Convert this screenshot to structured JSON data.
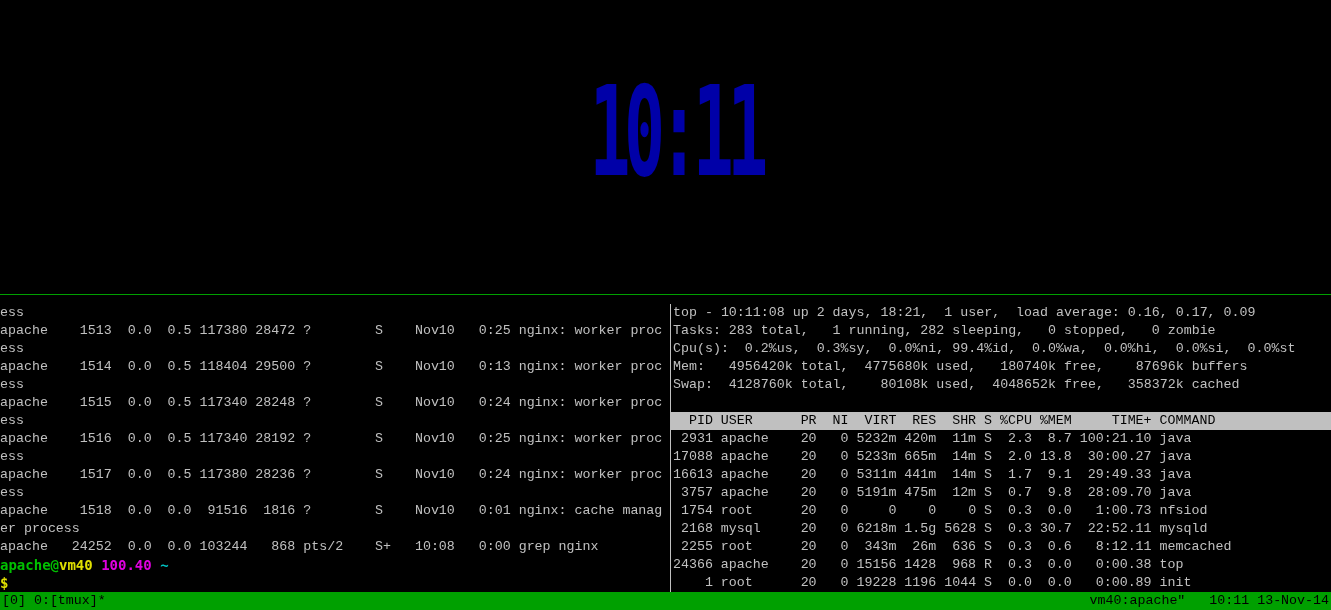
{
  "clock_pane": {
    "time": "10:11"
  },
  "left_pane": {
    "lines": [
      {
        "kind": "text",
        "text": "ess"
      },
      {
        "kind": "text",
        "text": "apache    1513  0.0  0.5 117380 28472 ?        S    Nov10   0:25 nginx: worker proc"
      },
      {
        "kind": "text",
        "text": "ess"
      },
      {
        "kind": "text",
        "text": "apache    1514  0.0  0.5 118404 29500 ?        S    Nov10   0:13 nginx: worker proc"
      },
      {
        "kind": "text",
        "text": "ess"
      },
      {
        "kind": "text",
        "text": "apache    1515  0.0  0.5 117340 28248 ?        S    Nov10   0:24 nginx: worker proc"
      },
      {
        "kind": "text",
        "text": "ess"
      },
      {
        "kind": "text",
        "text": "apache    1516  0.0  0.5 117340 28192 ?        S    Nov10   0:25 nginx: worker proc"
      },
      {
        "kind": "text",
        "text": "ess"
      },
      {
        "kind": "text",
        "text": "apache    1517  0.0  0.5 117380 28236 ?        S    Nov10   0:24 nginx: worker proc"
      },
      {
        "kind": "text",
        "text": "ess"
      },
      {
        "kind": "text",
        "text": "apache    1518  0.0  0.0  91516  1816 ?        S    Nov10   0:01 nginx: cache manag"
      },
      {
        "kind": "text",
        "text": "er process"
      },
      {
        "kind": "text",
        "text": "apache   24252  0.0  0.0 103244   868 pts/2    S+   10:08   0:00 grep nginx"
      },
      {
        "kind": "prompt",
        "segments": [
          {
            "text": "apache@",
            "color": "#00c000"
          },
          {
            "text": "vm40",
            "color": "#e0e000"
          },
          {
            "text": "100.40",
            "color": "#e000e0"
          },
          {
            "text": "~",
            "color": "#00c0c0"
          }
        ]
      },
      {
        "kind": "prompt",
        "segments": [
          {
            "text": "$",
            "color": "#e0e000"
          }
        ]
      }
    ]
  },
  "top_pane": {
    "summary": [
      "top - 10:11:08 up 2 days, 18:21,  1 user,  load average: 0.16, 0.17, 0.09",
      "Tasks: 283 total,   1 running, 282 sleeping,   0 stopped,   0 zombie",
      "Cpu(s):  0.2%us,  0.3%sy,  0.0%ni, 99.4%id,  0.0%wa,  0.0%hi,  0.0%si,  0.0%st",
      "Mem:   4956420k total,  4775680k used,   180740k free,    87696k buffers",
      "Swap:  4128760k total,    80108k used,  4048652k free,   358372k cached"
    ],
    "columns": [
      "PID",
      "USER",
      "PR",
      "NI",
      "VIRT",
      "RES",
      "SHR",
      "S",
      "%CPU",
      "%MEM",
      "TIME+",
      "COMMAND"
    ],
    "rows": [
      [
        "2931",
        "apache",
        "20",
        "0",
        "5232m",
        "420m",
        "11m",
        "S",
        "2.3",
        "8.7",
        "100:21.10",
        "java"
      ],
      [
        "17088",
        "apache",
        "20",
        "0",
        "5233m",
        "665m",
        "14m",
        "S",
        "2.0",
        "13.8",
        "30:00.27",
        "java"
      ],
      [
        "16613",
        "apache",
        "20",
        "0",
        "5311m",
        "441m",
        "14m",
        "S",
        "1.7",
        "9.1",
        "29:49.33",
        "java"
      ],
      [
        "3757",
        "apache",
        "20",
        "0",
        "5191m",
        "475m",
        "12m",
        "S",
        "0.7",
        "9.8",
        "28:09.70",
        "java"
      ],
      [
        "1754",
        "root",
        "20",
        "0",
        "0",
        "0",
        "0",
        "S",
        "0.3",
        "0.0",
        "1:00.73",
        "nfsiod"
      ],
      [
        "2168",
        "mysql",
        "20",
        "0",
        "6218m",
        "1.5g",
        "5628",
        "S",
        "0.3",
        "30.7",
        "22:52.11",
        "mysqld"
      ],
      [
        "2255",
        "root",
        "20",
        "0",
        "343m",
        "26m",
        "636",
        "S",
        "0.3",
        "0.6",
        "8:12.11",
        "memcached"
      ],
      [
        "24366",
        "apache",
        "20",
        "0",
        "15156",
        "1428",
        "968",
        "R",
        "0.3",
        "0.0",
        "0:00.38",
        "top"
      ],
      [
        "1",
        "root",
        "20",
        "0",
        "19228",
        "1196",
        "1044",
        "S",
        "0.0",
        "0.0",
        "0:00.89",
        "init"
      ]
    ]
  },
  "status_bar": {
    "windows": "[0] 0:[tmux]*",
    "host": "vm40:apache\"",
    "datetime": "10:11 13-Nov-14"
  }
}
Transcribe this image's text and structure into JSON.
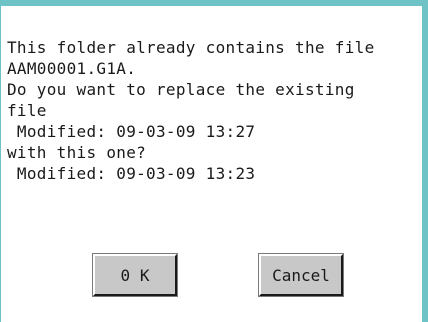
{
  "dialog": {
    "message_lines": [
      "This folder already contains the file",
      "AAM00001.G1A.",
      "Do you want to replace the existing",
      "file",
      " Modified: 09-03-09 13:27",
      "with this one?",
      " Modified: 09-03-09 13:23"
    ],
    "ok_label": "0 K",
    "cancel_label": "Cancel"
  }
}
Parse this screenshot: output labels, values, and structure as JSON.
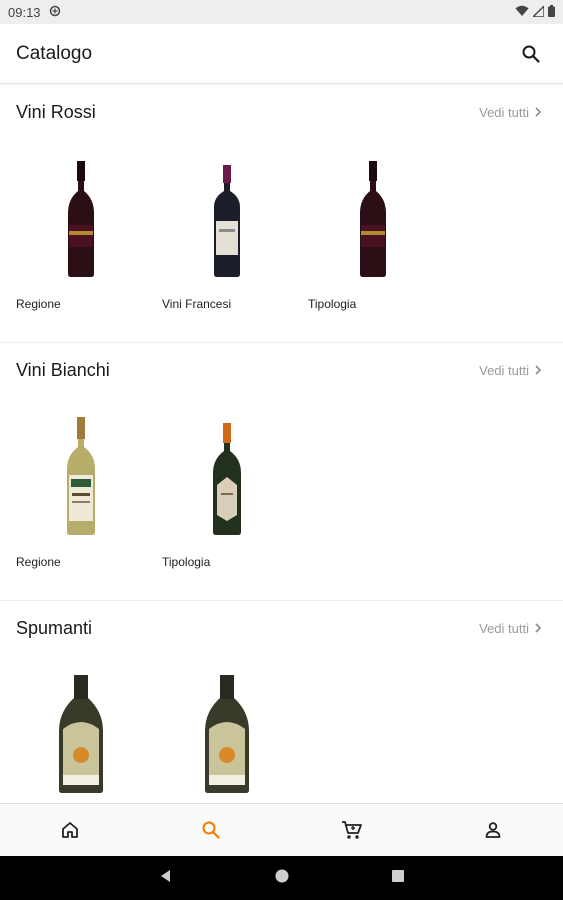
{
  "status_bar": {
    "time": "09:13"
  },
  "app_bar": {
    "title": "Catalogo"
  },
  "sections": [
    {
      "title": "Vini Rossi",
      "see_all": "Vedi tutti",
      "items": [
        {
          "label": "Regione",
          "image": "red-wine-bottle"
        },
        {
          "label": "Vini Francesi",
          "image": "bordeaux-bottle"
        },
        {
          "label": "Tipologia",
          "image": "red-wine-bottle"
        }
      ]
    },
    {
      "title": "Vini Bianchi",
      "see_all": "Vedi tutti",
      "items": [
        {
          "label": "Regione",
          "image": "white-wine-bottle"
        },
        {
          "label": "Tipologia",
          "image": "white-wine-bottle-orange-cap"
        }
      ]
    },
    {
      "title": "Spumanti",
      "see_all": "Vedi tutti",
      "items": [
        {
          "label": "",
          "image": "sparkling-bottle"
        },
        {
          "label": "",
          "image": "sparkling-bottle"
        }
      ]
    }
  ],
  "bottom_nav": [
    {
      "name": "home",
      "icon": "home-icon",
      "active": false
    },
    {
      "name": "search",
      "icon": "search-icon",
      "active": true
    },
    {
      "name": "cart",
      "icon": "cart-icon",
      "active": false
    },
    {
      "name": "account",
      "icon": "person-icon",
      "active": false
    }
  ],
  "colors": {
    "accent": "#ef7d00",
    "text": "#1a1a1a",
    "muted": "#9a9a9a"
  }
}
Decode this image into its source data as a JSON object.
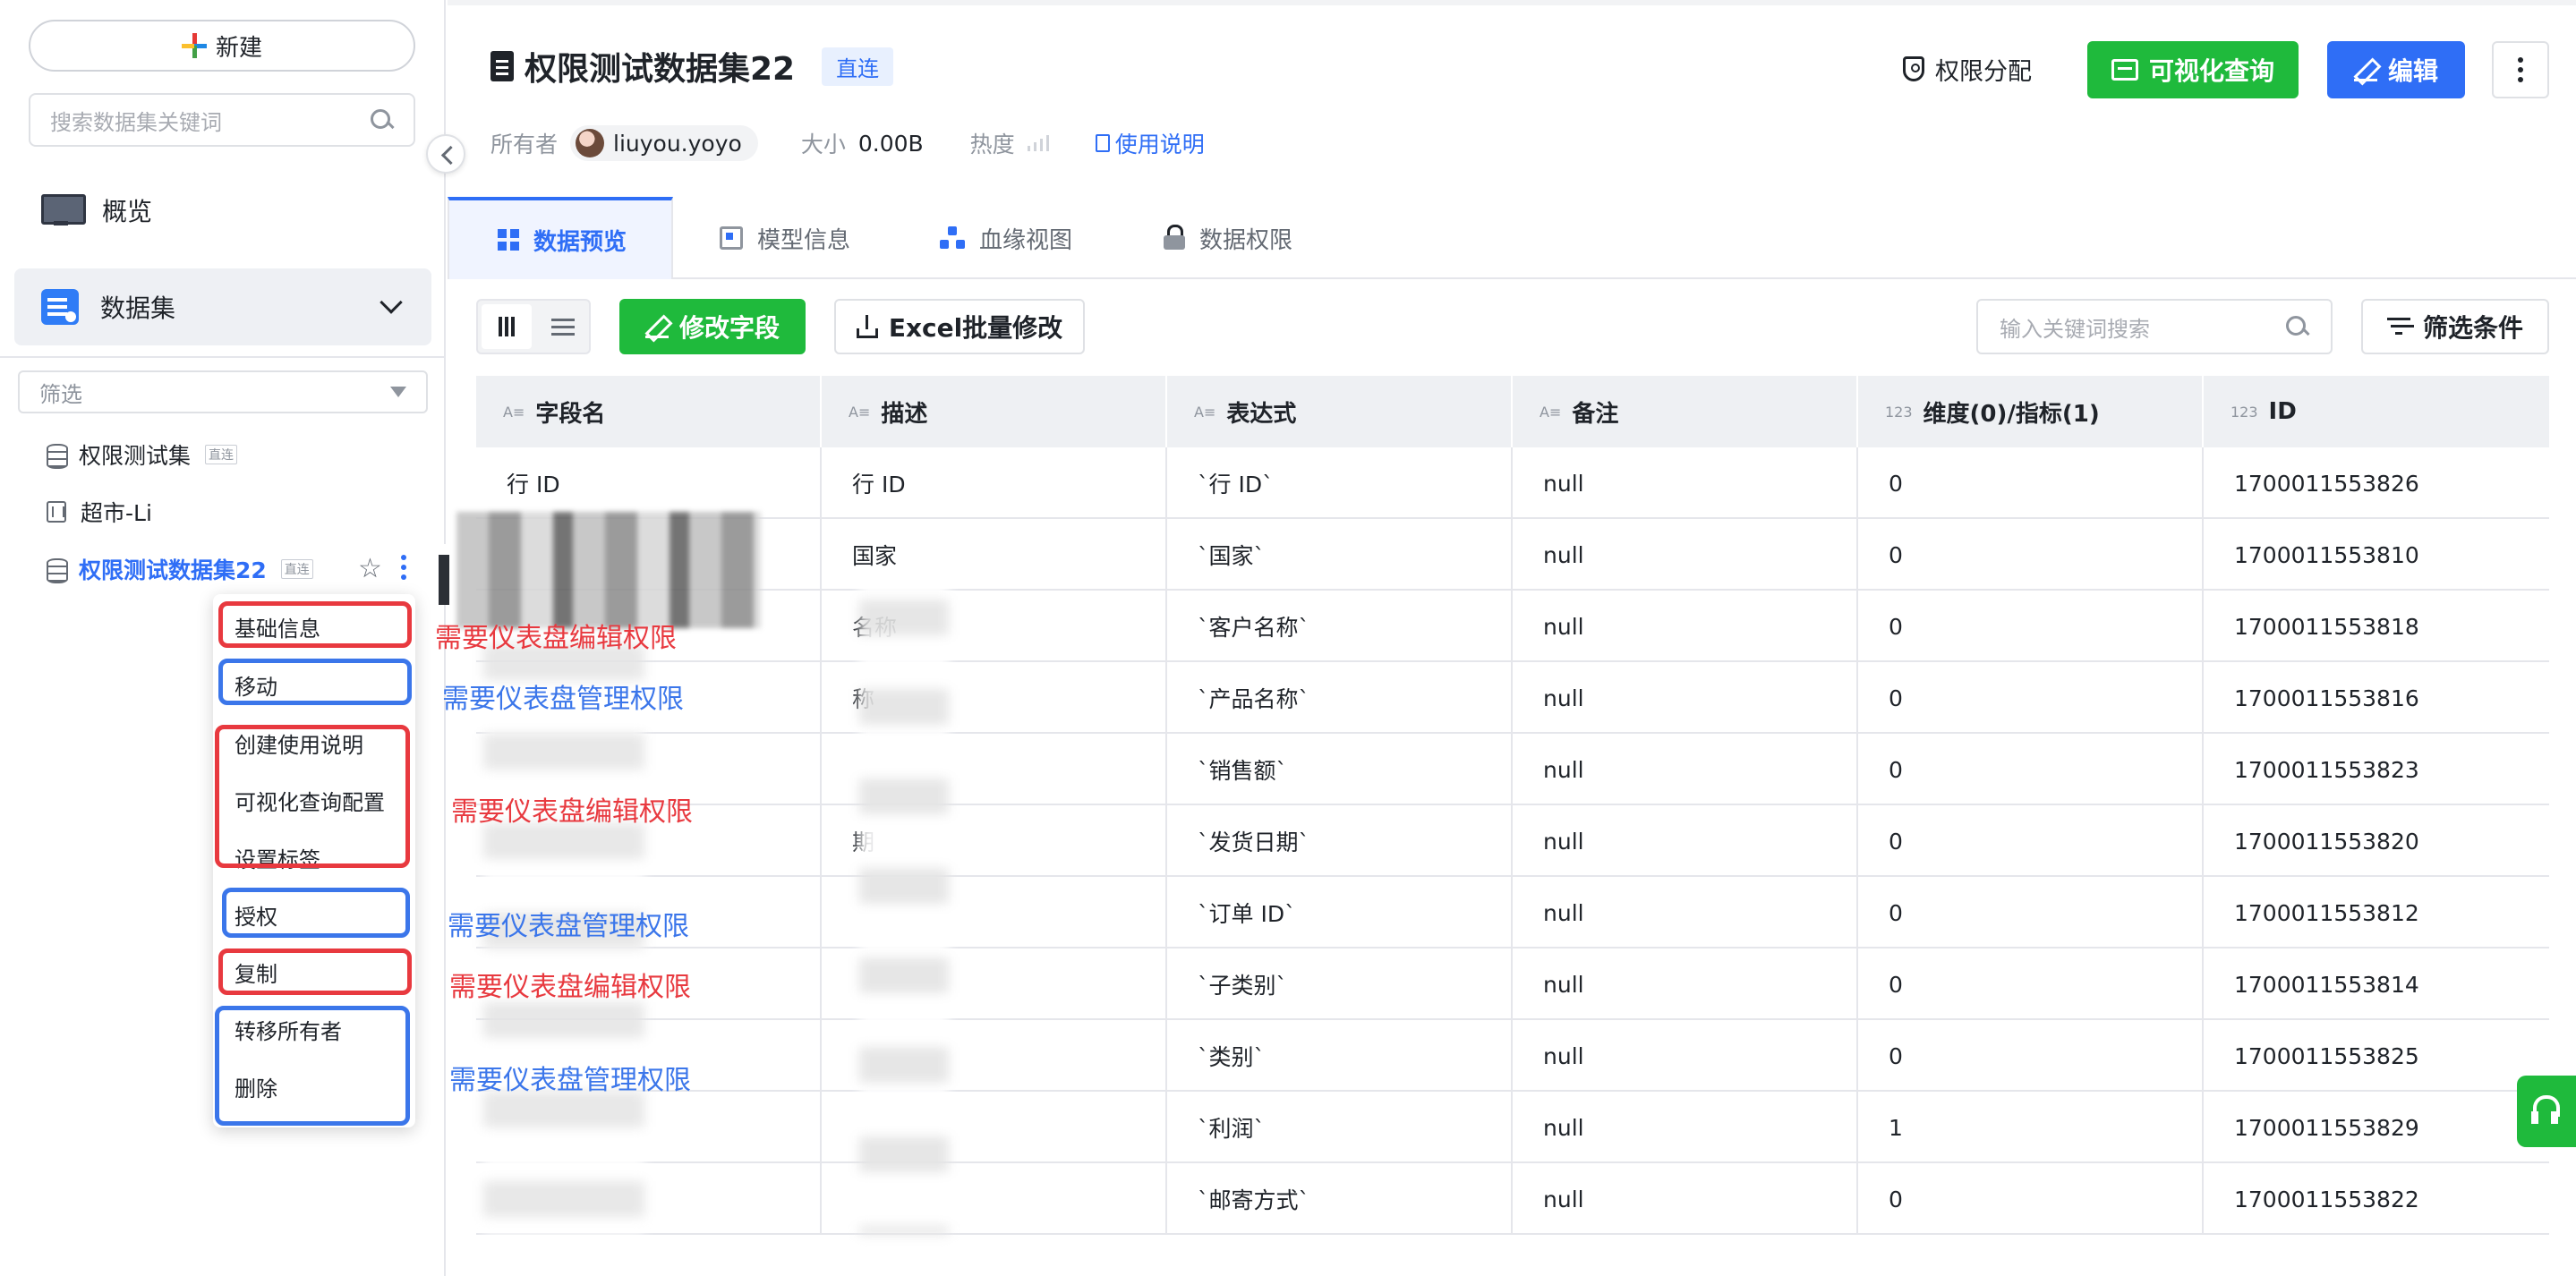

DIRECTIONS FOR THIS TASK =>
Report how many lines in the records hold the word "image", giving the number and nothing else.

ANSWER FOR THIS EXERCISE =>
9